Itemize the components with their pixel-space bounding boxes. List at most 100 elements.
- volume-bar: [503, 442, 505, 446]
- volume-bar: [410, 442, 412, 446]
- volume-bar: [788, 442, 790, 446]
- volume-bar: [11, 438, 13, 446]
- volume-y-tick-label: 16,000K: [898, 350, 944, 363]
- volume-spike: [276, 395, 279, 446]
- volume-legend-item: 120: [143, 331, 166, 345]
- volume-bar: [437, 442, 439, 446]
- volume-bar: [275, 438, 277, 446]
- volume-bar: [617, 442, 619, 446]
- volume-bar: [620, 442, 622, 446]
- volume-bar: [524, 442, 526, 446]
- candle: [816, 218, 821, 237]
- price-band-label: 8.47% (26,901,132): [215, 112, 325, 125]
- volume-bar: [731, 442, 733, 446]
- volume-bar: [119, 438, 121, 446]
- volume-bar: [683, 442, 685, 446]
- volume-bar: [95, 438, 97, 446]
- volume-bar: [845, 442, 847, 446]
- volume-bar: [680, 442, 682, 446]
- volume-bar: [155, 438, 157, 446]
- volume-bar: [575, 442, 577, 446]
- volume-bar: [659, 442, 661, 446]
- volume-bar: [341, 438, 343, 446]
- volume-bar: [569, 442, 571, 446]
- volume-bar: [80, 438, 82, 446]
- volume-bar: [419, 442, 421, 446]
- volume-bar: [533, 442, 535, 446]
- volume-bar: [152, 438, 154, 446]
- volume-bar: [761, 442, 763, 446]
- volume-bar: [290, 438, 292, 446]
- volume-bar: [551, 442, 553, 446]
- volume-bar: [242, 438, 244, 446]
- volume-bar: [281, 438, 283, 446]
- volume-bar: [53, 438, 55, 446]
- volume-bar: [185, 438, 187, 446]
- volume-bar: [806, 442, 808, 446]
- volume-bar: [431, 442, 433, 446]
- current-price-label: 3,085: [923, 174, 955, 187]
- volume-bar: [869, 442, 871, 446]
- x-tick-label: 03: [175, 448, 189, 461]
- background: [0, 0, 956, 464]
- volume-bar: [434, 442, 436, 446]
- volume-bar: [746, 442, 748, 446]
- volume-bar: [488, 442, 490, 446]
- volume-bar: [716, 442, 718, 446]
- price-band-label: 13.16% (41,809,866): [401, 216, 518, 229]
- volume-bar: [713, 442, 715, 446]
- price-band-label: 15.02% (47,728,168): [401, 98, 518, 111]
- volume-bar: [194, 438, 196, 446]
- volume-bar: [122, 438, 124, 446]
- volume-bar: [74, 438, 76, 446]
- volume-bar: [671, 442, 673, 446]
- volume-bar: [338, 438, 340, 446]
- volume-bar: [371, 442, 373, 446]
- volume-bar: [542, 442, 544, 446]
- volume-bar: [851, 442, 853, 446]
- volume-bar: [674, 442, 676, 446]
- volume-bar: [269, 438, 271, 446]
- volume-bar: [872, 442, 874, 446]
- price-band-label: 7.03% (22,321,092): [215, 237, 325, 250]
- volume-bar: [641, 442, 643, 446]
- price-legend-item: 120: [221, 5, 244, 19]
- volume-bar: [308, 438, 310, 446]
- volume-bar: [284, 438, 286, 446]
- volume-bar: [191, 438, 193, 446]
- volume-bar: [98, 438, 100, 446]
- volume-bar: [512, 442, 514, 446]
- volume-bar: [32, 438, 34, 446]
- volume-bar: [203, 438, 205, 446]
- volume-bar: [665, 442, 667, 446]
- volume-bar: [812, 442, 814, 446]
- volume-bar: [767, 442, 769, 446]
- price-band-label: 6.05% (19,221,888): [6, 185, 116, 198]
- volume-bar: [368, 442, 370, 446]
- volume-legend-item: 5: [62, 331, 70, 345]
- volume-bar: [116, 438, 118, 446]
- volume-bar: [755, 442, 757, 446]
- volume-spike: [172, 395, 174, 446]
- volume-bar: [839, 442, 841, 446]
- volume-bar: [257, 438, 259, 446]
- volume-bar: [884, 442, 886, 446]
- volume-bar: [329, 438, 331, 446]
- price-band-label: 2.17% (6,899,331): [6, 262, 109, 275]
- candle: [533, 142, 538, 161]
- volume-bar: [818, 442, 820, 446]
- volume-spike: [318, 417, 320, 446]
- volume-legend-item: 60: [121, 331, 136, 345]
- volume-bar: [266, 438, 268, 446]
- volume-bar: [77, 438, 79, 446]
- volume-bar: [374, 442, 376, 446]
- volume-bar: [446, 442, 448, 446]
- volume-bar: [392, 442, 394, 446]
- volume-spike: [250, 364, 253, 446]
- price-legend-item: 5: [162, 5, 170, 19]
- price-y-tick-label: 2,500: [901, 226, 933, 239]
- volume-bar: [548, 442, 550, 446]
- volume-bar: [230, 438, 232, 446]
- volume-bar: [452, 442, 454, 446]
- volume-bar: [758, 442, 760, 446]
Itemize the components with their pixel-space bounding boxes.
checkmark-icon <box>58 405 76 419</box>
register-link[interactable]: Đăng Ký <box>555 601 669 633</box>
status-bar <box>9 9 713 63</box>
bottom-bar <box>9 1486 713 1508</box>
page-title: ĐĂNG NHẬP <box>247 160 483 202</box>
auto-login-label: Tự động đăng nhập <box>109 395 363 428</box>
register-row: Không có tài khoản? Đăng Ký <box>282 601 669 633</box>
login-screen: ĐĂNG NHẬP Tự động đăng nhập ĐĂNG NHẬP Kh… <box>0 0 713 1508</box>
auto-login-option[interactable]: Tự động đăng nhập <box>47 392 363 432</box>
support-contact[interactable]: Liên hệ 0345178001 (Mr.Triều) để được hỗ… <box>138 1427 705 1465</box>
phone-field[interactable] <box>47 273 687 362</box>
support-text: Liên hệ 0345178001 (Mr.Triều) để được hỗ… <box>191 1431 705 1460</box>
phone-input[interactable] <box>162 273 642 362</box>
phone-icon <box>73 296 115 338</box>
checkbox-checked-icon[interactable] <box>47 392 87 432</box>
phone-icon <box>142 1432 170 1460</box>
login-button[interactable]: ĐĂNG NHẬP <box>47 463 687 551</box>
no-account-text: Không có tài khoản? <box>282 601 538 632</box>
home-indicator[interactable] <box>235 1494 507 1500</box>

• • •

Switch every "volume-bar" in the rows above to "volume-column" and give the rows again, with everything else unchanged.

# SOLUTION TO THIS TASK
Itemize the components with their pixel-space bounding boxes. List at most 100 elements.
- volume-column: [503, 442, 505, 446]
- volume-column: [410, 442, 412, 446]
- volume-column: [788, 442, 790, 446]
- volume-column: [11, 438, 13, 446]
- volume-y-tick-label: 16,000K: [898, 350, 944, 363]
- volume-spike: [276, 395, 279, 446]
- volume-legend-item: 120: [143, 331, 166, 345]
- volume-column: [437, 442, 439, 446]
- volume-column: [275, 438, 277, 446]
- volume-column: [617, 442, 619, 446]
- volume-column: [620, 442, 622, 446]
- volume-column: [524, 442, 526, 446]
- candle: [816, 218, 821, 237]
- price-band-label: 8.47% (26,901,132): [215, 112, 325, 125]
- volume-column: [731, 442, 733, 446]
- volume-column: [119, 438, 121, 446]
- volume-column: [683, 442, 685, 446]
- volume-column: [95, 438, 97, 446]
- volume-column: [845, 442, 847, 446]
- volume-column: [680, 442, 682, 446]
- volume-column: [155, 438, 157, 446]
- volume-column: [575, 442, 577, 446]
- volume-column: [659, 442, 661, 446]
- volume-column: [341, 438, 343, 446]
- volume-column: [569, 442, 571, 446]
- volume-column: [80, 438, 82, 446]
- volume-column: [419, 442, 421, 446]
- volume-column: [533, 442, 535, 446]
- volume-column: [152, 438, 154, 446]
- volume-column: [761, 442, 763, 446]
- volume-column: [290, 438, 292, 446]
- volume-column: [551, 442, 553, 446]
- volume-column: [242, 438, 244, 446]
- volume-column: [281, 438, 283, 446]
- volume-column: [53, 438, 55, 446]
- volume-column: [185, 438, 187, 446]
- volume-column: [806, 442, 808, 446]
- volume-column: [431, 442, 433, 446]
- current-price-label: 3,085: [923, 174, 955, 187]
- volume-column: [869, 442, 871, 446]
- x-tick-label: 03: [175, 448, 189, 461]
- background: [0, 0, 956, 464]
- volume-column: [434, 442, 436, 446]
- volume-column: [746, 442, 748, 446]
- volume-column: [488, 442, 490, 446]
- volume-column: [716, 442, 718, 446]
- price-band-label: 13.16% (41,809,866): [401, 216, 518, 229]
- volume-column: [713, 442, 715, 446]
- price-band-label: 15.02% (47,728,168): [401, 98, 518, 111]
- volume-column: [194, 438, 196, 446]
- volume-column: [122, 438, 124, 446]
- volume-column: [74, 438, 76, 446]
- volume-column: [671, 442, 673, 446]
- volume-column: [338, 438, 340, 446]
- volume-column: [371, 442, 373, 446]
- volume-column: [542, 442, 544, 446]
- volume-column: [851, 442, 853, 446]
- volume-column: [674, 442, 676, 446]
- volume-column: [269, 438, 271, 446]
- volume-column: [872, 442, 874, 446]
- price-band-label: 7.03% (22,321,092): [215, 237, 325, 250]
- volume-column: [641, 442, 643, 446]
- price-legend-item: 120: [221, 5, 244, 19]
- volume-column: [308, 438, 310, 446]
- volume-column: [284, 438, 286, 446]
- volume-column: [191, 438, 193, 446]
- volume-column: [98, 438, 100, 446]
- volume-column: [512, 442, 514, 446]
- volume-column: [32, 438, 34, 446]
- volume-column: [203, 438, 205, 446]
- volume-column: [665, 442, 667, 446]
- volume-column: [812, 442, 814, 446]
- volume-column: [767, 442, 769, 446]
- price-band-label: 6.05% (19,221,888): [6, 185, 116, 198]
- volume-column: [368, 442, 370, 446]
- volume-legend-item: 5: [62, 331, 70, 345]
- volume-column: [116, 438, 118, 446]
- volume-column: [755, 442, 757, 446]
- volume-spike: [172, 395, 174, 446]
- volume-column: [839, 442, 841, 446]
- volume-column: [257, 438, 259, 446]
- volume-column: [884, 442, 886, 446]
- volume-column: [329, 438, 331, 446]
- price-band-label: 2.17% (6,899,331): [6, 262, 109, 275]
- candle: [533, 142, 538, 161]
- volume-column: [818, 442, 820, 446]
- volume-spike: [318, 417, 320, 446]
- volume-legend-item: 60: [121, 331, 136, 345]
- volume-column: [266, 438, 268, 446]
- volume-column: [77, 438, 79, 446]
- volume-column: [374, 442, 376, 446]
- volume-column: [446, 442, 448, 446]
- volume-column: [392, 442, 394, 446]
- volume-spike: [250, 364, 253, 446]
- price-legend-item: 5: [162, 5, 170, 19]
- price-y-tick-label: 2,500: [901, 226, 933, 239]
- volume-column: [548, 442, 550, 446]
- volume-column: [230, 438, 232, 446]
- volume-column: [452, 442, 454, 446]
- volume-column: [758, 442, 760, 446]
Itemize the components with their pixel-space bounding boxes.
checkmark-icon <box>58 405 76 419</box>
register-link[interactable]: Đăng Ký <box>555 601 669 633</box>
status-bar <box>9 9 713 63</box>
bottom-bar <box>9 1486 713 1508</box>
page-title: ĐĂNG NHẬP <box>247 160 483 202</box>
auto-login-label: Tự động đăng nhập <box>109 395 363 428</box>
register-row: Không có tài khoản? Đăng Ký <box>282 601 669 633</box>
login-screen: ĐĂNG NHẬP Tự động đăng nhập ĐĂNG NHẬP Kh… <box>0 0 713 1508</box>
auto-login-option[interactable]: Tự động đăng nhập <box>47 392 363 432</box>
support-contact[interactable]: Liên hệ 0345178001 (Mr.Triều) để được hỗ… <box>138 1427 705 1465</box>
phone-field[interactable] <box>47 273 687 362</box>
support-text: Liên hệ 0345178001 (Mr.Triều) để được hỗ… <box>191 1431 705 1460</box>
phone-input[interactable] <box>162 273 642 362</box>
phone-icon <box>73 296 115 338</box>
checkbox-checked-icon[interactable] <box>47 392 87 432</box>
phone-icon <box>142 1432 170 1460</box>
login-button[interactable]: ĐĂNG NHẬP <box>47 463 687 551</box>
no-account-text: Không có tài khoản? <box>282 601 538 632</box>
home-indicator[interactable] <box>235 1494 507 1500</box>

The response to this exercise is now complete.